TASK REQUIREMENTS: Every line of the material that follows must be printed again exactly.

Rows from a figure dataset:
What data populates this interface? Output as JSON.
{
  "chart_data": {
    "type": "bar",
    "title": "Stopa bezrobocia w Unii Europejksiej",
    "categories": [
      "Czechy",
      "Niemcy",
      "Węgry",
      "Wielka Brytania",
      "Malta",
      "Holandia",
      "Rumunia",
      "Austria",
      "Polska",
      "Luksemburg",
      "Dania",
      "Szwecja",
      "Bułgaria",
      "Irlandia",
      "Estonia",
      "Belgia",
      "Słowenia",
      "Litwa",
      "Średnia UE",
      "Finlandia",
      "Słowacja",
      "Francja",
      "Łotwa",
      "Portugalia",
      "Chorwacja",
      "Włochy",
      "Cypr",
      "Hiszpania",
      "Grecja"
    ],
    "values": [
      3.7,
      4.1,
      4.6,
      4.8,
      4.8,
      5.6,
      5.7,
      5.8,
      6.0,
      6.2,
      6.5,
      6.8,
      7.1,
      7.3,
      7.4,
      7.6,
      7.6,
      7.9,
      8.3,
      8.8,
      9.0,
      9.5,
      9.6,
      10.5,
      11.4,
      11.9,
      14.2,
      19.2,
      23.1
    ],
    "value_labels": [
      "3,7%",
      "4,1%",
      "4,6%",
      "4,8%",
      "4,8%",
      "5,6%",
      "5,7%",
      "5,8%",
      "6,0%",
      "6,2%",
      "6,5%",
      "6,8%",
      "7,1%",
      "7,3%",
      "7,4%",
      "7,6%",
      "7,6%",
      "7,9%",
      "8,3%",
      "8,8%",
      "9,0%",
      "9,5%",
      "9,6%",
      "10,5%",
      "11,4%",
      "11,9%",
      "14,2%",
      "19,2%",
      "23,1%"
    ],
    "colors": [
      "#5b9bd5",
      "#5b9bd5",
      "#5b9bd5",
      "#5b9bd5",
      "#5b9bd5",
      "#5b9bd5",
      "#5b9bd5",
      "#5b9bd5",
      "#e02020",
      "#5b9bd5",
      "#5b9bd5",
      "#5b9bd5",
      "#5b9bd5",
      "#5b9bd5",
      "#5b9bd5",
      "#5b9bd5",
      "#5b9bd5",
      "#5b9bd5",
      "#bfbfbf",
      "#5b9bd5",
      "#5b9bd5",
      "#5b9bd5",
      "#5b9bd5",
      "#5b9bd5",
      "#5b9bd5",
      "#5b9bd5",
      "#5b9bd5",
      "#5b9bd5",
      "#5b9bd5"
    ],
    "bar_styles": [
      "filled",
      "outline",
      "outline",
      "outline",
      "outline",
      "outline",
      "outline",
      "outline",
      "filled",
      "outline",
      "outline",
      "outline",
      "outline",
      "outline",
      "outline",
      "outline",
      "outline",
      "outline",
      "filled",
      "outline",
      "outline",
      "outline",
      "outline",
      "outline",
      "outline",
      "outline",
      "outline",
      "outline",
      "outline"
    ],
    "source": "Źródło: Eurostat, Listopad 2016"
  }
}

OUTPUT:
What data populates this interface? Output as JSON.
{
  "chart_data": {
    "type": "bar",
    "title": "Stopa bezrobocia w Unii Europejksiej",
    "categories": [
      "Czechy",
      "Niemcy",
      "Węgry",
      "Wielka Brytania",
      "Malta",
      "Holandia",
      "Rumunia",
      "Austria",
      "Polska",
      "Luksemburg",
      "Dania",
      "Szwecja",
      "Bułgaria",
      "Irlandia",
      "Estonia",
      "Belgia",
      "Słowenia",
      "Litwa",
      "Średnia UE",
      "Finlandia",
      "Słowacja",
      "Francja",
      "Łotwa",
      "Portugalia",
      "Chorwacja",
      "Włochy",
      "Cypr",
      "Hiszpania",
      "Grecja"
    ],
    "values": [
      3.7,
      4.1,
      4.6,
      4.8,
      4.8,
      5.6,
      5.7,
      5.8,
      6.0,
      6.2,
      6.5,
      6.8,
      7.1,
      7.3,
      7.4,
      7.6,
      7.6,
      7.9,
      8.3,
      8.8,
      9.0,
      9.5,
      9.6,
      10.5,
      11.4,
      11.9,
      14.2,
      19.2,
      23.1
    ],
    "value_labels": [
      "3,7%",
      "4,1%",
      "4,6%",
      "4,8%",
      "4,8%",
      "5,6%",
      "5,7%",
      "5,8%",
      "6,0%",
      "6,2%",
      "6,5%",
      "6,8%",
      "7,1%",
      "7,3%",
      "7,4%",
      "7,6%",
      "7,6%",
      "7,9%",
      "8,3%",
      "8,8%",
      "9,0%",
      "9,5%",
      "9,6%",
      "10,5%",
      "11,4%",
      "11,9%",
      "14,2%",
      "19,2%",
      "23,1%"
    ],
    "colors": [
      "#5b9bd5",
      "#5b9bd5",
      "#5b9bd5",
      "#5b9bd5",
      "#5b9bd5",
      "#5b9bd5",
      "#5b9bd5",
      "#5b9bd5",
      "#e02020",
      "#5b9bd5",
      "#5b9bd5",
      "#5b9bd5",
      "#5b9bd5",
      "#5b9bd5",
      "#5b9bd5",
      "#5b9bd5",
      "#5b9bd5",
      "#5b9bd5",
      "#bfbfbf",
      "#5b9bd5",
      "#5b9bd5",
      "#5b9bd5",
      "#5b9bd5",
      "#5b9bd5",
      "#5b9bd5",
      "#5b9bd5",
      "#5b9bd5",
      "#5b9bd5",
      "#5b9bd5"
    ],
    "bar_styles": [
      "filled",
      "outline",
      "outline",
      "outline",
      "outline",
      "outline",
      "outline",
      "outline",
      "filled",
      "outline",
      "outline",
      "outline",
      "outline",
      "outline",
      "outline",
      "outline",
      "outline",
      "outline",
      "filled",
      "outline",
      "outline",
      "outline",
      "outline",
      "outline",
      "outline",
      "outline",
      "outline",
      "outline",
      "outline"
    ],
    "source": "Źródło: Eurostat, Listopad 2016"
  }
}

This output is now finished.